- **What is needed**
Output each entry exactly; skip nothing.

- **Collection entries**

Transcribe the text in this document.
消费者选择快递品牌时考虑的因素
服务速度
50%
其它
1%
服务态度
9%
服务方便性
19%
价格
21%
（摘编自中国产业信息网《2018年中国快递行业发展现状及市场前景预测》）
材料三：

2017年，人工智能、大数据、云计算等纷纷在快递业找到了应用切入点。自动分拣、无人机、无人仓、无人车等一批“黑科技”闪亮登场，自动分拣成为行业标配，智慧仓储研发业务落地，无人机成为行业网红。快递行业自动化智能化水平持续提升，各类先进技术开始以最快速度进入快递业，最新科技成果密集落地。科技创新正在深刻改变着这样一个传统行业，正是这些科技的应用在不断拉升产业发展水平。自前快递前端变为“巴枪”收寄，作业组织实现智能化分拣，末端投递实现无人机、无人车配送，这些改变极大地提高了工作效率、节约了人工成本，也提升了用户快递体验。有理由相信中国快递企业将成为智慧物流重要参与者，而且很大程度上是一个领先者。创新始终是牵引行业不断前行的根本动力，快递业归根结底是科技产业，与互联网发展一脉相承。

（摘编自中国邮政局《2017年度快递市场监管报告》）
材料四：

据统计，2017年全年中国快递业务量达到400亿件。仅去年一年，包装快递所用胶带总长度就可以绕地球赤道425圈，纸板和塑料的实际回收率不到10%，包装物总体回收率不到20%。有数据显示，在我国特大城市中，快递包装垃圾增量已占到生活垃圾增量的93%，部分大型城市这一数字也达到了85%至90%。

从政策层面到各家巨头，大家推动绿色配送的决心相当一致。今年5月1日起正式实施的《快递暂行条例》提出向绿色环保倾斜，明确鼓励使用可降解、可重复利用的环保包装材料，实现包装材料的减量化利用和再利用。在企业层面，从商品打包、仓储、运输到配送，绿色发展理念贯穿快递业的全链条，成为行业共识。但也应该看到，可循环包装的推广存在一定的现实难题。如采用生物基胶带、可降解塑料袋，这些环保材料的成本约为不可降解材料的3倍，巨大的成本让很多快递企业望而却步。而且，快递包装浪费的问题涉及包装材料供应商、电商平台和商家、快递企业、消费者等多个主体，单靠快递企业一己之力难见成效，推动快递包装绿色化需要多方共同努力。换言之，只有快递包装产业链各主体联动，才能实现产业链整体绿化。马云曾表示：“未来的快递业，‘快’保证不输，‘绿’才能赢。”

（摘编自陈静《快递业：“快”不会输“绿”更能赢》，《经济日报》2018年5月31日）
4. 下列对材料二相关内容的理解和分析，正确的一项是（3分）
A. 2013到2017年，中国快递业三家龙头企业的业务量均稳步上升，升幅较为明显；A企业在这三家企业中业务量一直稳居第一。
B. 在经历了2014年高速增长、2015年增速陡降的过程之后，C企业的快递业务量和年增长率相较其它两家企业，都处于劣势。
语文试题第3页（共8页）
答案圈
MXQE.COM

- **Written solution**
Transcribe the text in this document.
消费者选择快递品牌时考虑的因素
服务速度
50%
其它
1%
服务态度
9%
服务方便性
19%
价格
21%
（摘编自中国产业信息网《2018年中国快递行业发展现状及市场前景预测》）
材料三：

2017年，人工智能、大数据、云计算等纷纷在快递业找到了应用切入点。自动分拣、无人机、无人仓、无人车等一批“黑科技”闪亮登场，自动分拣成为行业标配，智慧仓储研发业务落地，无人机成为行业网红。快递行业自动化智能化水平持续提升，各类先进技术开始以最快速度进入快递业，最新科技成果密集落地。科技创新正在深刻改变着这样一个传统行业，正是这些科技的应用在不断拉升产业发展水平。自前快递前端变为“巴枪”收寄，作业组织实现智能化分拣，末端投递实现无人机、无人车配送，这些改变极大地提高了工作效率、节约了人工成本，也提升了用户快递体验。有理由相信中国快递企业将成为智慧物流重要参与者，而且很大程度上是一个领先者。创新始终是牵引行业不断前行的根本动力，快递业归根结底是科技产业，与互联网发展一脉相承。

（摘编自中国邮政局《2017年度快递市场监管报告》）
材料四：

据统计，2017年全年中国快递业务量达到400亿件。仅去年一年，包装快递所用胶带总长度就可以绕地球赤道425圈，纸板和塑料的实际回收率不到10%，包装物总体回收率不到20%。有数据显示，在我国特大城市中，快递包装垃圾增量已占到生活垃圾增量的93%，部分大型城市这一数字也达到了85%至90%。

从政策层面到各家巨头，大家推动绿色配送的决心相当一致。今年5月1日起正式实施的《快递暂行条例》提出向绿色环保倾斜，明确鼓励使用可降解、可重复利用的环保包装材料，实现包装材料的减量化利用和再利用。在企业层面，从商品打包、仓储、运输到配送，绿色发展理念贯穿快递业的全链条，成为行业共识。但也应该看到，可循环包装的推广存在一定的现实难题。如采用生物基胶带、可降解塑料袋，这些环保材料的成本约为不可降解材料的3倍，巨大的成本让很多快递企业望而却步。而且，快递包装浪费的问题涉及包装材料供应商、电商平台和商家、快递企业、消费者等多个主体，单靠快递企业一己之力难见成效，推动快递包装绿色化需要多方共同努力。换言之，只有快递包装产业链各主体联动，才能实现产业链整体绿化。马云曾表示：“未来的快递业，‘快’保证不输，‘绿’才能赢。”

（摘编自陈静《快递业：“快”不会输“绿”更能赢》，《经济日报》2018年5月31日）
4. 下列对材料二相关内容的理解和分析，正确的一项是（3分）
A. 2013到2017年，中国快递业三家龙头企业的业务量均稳步上升，升幅较为明显；A企业在这三家企业中业务量一直稳居第一。
B. 在经历了2014年高速增长、2015年增速陡降的过程之后，C企业的快递业务量和年增长率相较其它两家企业，都处于劣势。
语文试题第3页（共8页）
答案圈
MXQE.COM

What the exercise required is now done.